>> Start Records for this task
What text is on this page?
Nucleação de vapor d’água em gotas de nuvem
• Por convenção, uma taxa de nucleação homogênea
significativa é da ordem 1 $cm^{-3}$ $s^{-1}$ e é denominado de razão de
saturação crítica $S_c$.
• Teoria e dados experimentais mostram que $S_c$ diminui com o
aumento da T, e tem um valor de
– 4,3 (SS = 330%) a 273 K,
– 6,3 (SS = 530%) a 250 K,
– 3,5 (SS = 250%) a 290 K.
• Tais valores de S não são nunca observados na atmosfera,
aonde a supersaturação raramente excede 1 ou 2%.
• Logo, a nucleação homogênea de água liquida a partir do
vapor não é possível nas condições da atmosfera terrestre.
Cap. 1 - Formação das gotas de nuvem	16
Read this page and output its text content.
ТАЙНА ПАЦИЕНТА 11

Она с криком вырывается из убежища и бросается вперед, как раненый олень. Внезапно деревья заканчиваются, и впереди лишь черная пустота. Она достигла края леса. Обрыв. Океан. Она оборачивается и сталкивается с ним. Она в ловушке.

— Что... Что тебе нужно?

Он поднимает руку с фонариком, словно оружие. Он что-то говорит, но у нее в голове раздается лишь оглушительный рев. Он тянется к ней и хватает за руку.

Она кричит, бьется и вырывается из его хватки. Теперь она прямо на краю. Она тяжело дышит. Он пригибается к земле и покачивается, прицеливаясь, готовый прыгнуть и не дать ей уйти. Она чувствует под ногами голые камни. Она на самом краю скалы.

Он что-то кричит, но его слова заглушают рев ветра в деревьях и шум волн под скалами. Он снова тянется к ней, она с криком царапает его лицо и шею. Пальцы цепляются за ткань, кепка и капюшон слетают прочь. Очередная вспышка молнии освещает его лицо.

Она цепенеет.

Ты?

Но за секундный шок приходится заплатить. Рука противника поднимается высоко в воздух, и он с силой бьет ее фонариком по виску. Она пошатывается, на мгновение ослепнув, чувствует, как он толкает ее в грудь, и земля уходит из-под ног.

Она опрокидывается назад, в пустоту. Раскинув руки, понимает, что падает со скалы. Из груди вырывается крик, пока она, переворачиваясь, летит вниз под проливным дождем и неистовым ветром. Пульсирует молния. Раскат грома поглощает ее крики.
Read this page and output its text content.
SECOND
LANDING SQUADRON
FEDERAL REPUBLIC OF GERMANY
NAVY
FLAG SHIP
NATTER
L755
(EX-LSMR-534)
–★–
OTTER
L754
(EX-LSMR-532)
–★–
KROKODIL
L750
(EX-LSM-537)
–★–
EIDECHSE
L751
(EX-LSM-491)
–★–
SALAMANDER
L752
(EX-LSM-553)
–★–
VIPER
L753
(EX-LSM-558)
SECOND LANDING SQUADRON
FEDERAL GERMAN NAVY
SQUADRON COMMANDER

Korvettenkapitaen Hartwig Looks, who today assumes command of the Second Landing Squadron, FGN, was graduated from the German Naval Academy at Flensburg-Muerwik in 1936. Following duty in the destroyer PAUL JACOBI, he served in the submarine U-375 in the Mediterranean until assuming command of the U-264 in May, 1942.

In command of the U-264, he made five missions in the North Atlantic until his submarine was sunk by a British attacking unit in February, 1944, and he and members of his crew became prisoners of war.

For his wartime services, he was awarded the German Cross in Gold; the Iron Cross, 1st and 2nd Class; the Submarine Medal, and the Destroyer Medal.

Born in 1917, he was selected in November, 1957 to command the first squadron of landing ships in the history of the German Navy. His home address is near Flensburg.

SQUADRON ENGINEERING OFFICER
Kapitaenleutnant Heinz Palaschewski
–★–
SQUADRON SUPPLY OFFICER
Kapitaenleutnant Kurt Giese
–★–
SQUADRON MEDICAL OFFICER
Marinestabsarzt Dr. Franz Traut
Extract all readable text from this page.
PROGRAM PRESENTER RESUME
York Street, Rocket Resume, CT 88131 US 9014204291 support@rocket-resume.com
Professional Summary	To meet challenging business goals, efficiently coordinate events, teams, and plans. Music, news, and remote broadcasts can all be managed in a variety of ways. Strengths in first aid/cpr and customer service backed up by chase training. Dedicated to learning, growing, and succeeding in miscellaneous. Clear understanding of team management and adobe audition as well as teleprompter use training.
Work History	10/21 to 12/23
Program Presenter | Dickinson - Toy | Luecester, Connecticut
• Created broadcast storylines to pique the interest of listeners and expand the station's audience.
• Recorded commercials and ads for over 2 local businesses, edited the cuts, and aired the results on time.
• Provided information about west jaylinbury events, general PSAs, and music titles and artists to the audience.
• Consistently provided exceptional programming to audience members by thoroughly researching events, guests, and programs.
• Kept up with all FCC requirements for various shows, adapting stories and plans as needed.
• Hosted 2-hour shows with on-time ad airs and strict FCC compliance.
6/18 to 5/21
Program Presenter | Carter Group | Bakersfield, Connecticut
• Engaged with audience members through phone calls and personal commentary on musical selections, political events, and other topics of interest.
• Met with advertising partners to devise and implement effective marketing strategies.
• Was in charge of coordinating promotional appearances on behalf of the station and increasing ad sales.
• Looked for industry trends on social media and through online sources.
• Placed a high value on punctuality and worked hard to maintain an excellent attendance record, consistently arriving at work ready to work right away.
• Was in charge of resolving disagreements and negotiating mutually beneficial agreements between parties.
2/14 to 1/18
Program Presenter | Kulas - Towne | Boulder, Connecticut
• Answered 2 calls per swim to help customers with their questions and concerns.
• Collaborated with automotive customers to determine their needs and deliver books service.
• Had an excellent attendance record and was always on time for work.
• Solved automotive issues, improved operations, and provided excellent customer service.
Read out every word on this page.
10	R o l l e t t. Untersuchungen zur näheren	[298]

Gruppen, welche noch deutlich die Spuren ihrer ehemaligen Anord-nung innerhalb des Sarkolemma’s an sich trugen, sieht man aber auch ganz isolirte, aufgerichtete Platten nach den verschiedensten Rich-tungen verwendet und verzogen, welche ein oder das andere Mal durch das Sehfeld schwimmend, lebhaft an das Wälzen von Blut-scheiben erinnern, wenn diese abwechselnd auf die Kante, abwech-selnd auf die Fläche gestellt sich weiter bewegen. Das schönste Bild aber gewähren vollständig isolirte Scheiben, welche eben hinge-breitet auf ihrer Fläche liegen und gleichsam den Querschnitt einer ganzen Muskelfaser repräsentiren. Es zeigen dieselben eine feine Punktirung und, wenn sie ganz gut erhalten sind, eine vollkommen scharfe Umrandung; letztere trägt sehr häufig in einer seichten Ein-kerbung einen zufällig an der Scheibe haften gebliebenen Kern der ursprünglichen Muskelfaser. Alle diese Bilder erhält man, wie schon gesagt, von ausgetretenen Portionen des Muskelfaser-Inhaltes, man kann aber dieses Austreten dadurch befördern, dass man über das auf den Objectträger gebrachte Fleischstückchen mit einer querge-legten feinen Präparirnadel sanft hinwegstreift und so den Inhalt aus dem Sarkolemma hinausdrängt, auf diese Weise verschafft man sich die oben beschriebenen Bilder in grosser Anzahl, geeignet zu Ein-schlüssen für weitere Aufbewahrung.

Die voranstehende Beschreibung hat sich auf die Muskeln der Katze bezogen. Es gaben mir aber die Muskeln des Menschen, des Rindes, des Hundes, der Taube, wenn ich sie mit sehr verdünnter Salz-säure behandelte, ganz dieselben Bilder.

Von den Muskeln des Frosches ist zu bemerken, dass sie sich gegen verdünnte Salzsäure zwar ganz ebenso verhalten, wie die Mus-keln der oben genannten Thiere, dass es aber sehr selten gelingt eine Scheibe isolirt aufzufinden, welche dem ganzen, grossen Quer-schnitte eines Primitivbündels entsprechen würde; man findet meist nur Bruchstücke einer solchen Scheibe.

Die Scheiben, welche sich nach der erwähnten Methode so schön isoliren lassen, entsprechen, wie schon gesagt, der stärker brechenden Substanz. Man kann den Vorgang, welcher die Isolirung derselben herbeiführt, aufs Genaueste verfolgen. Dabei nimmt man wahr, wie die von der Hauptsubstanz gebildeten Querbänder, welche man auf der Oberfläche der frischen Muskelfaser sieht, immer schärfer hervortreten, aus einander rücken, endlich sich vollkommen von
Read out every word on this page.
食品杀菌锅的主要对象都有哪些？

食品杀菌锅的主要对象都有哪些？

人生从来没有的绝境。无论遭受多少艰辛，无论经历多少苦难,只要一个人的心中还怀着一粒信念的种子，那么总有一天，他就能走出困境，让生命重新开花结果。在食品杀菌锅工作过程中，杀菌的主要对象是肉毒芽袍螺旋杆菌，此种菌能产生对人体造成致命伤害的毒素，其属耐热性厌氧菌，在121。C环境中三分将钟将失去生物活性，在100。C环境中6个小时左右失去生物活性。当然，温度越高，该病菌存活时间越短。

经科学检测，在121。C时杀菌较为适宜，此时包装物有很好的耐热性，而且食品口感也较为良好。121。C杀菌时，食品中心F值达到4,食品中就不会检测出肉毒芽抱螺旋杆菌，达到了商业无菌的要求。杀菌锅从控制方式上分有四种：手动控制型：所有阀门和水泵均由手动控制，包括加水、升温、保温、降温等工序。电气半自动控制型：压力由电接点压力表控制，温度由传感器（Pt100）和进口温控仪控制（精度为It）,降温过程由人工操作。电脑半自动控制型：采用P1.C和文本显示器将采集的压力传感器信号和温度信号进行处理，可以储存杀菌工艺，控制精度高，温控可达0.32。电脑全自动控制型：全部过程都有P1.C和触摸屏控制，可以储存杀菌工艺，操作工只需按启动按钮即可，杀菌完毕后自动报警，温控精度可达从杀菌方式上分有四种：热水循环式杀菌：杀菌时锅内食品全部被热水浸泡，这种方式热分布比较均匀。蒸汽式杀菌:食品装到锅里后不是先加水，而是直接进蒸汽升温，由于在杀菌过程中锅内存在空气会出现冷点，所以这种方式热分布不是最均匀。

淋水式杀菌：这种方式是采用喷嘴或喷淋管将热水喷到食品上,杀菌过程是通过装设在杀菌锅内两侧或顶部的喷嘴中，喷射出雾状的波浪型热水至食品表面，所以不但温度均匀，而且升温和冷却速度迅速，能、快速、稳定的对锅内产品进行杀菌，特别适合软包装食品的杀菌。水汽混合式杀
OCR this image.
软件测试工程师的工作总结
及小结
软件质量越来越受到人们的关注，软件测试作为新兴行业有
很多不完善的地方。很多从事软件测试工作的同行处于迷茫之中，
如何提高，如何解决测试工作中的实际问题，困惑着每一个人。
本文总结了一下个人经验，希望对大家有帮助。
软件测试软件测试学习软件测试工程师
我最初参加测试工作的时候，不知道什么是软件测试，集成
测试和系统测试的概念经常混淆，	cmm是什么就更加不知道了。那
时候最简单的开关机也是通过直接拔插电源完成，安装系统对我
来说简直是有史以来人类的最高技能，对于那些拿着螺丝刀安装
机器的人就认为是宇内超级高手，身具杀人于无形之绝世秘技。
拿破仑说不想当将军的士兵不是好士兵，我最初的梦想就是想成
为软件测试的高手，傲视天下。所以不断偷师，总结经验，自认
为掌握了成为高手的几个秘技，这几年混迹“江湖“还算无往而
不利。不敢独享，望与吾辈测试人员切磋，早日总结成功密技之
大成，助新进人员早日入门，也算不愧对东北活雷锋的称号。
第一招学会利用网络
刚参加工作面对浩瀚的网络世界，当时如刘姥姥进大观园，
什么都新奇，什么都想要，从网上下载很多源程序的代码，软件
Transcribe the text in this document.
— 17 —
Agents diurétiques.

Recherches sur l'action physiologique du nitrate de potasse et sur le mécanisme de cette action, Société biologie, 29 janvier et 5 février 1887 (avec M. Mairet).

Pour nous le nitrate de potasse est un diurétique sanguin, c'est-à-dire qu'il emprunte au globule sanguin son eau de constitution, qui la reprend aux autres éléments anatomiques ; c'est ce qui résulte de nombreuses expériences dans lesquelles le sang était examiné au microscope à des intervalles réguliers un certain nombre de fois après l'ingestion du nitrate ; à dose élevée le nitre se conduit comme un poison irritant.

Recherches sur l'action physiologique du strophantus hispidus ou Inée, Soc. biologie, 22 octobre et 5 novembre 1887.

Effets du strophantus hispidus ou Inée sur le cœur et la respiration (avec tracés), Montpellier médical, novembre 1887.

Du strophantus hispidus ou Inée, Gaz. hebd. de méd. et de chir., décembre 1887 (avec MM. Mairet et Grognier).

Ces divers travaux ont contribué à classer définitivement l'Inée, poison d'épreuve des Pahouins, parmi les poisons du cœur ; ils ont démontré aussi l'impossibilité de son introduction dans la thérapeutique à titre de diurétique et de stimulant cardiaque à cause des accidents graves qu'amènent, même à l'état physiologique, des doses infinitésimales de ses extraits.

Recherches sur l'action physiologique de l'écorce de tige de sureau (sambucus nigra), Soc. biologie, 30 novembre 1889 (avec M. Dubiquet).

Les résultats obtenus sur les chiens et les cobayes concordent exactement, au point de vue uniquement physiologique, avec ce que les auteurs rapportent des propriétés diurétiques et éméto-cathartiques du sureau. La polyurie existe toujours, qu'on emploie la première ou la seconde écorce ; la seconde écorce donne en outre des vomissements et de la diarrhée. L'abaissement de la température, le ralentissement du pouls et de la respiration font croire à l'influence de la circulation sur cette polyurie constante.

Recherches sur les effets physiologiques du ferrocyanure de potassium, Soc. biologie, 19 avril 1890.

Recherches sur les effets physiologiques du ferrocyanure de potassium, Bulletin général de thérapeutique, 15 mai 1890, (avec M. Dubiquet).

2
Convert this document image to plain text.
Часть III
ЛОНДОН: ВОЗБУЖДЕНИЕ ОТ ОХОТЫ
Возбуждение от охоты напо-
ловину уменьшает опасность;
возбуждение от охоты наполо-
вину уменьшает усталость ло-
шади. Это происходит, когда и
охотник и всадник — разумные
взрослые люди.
>> End Records for this task
[Objective] Output the line that contains "Convert this document image to plain text.", followed by every later line in the listing, with no line omitted and none added.

[Finished task]
Convert this document image to plain text.
Часть III
ЛОНДОН: ВОЗБУЖДЕНИЕ ОТ ОХОТЫ
Возбуждение от охоты напо-
ловину уменьшает опасность;
возбуждение от охоты наполо-
вину уменьшает усталость ло-
шади. Это происходит, когда и
охотник и всадник — разумные
взрослые люди.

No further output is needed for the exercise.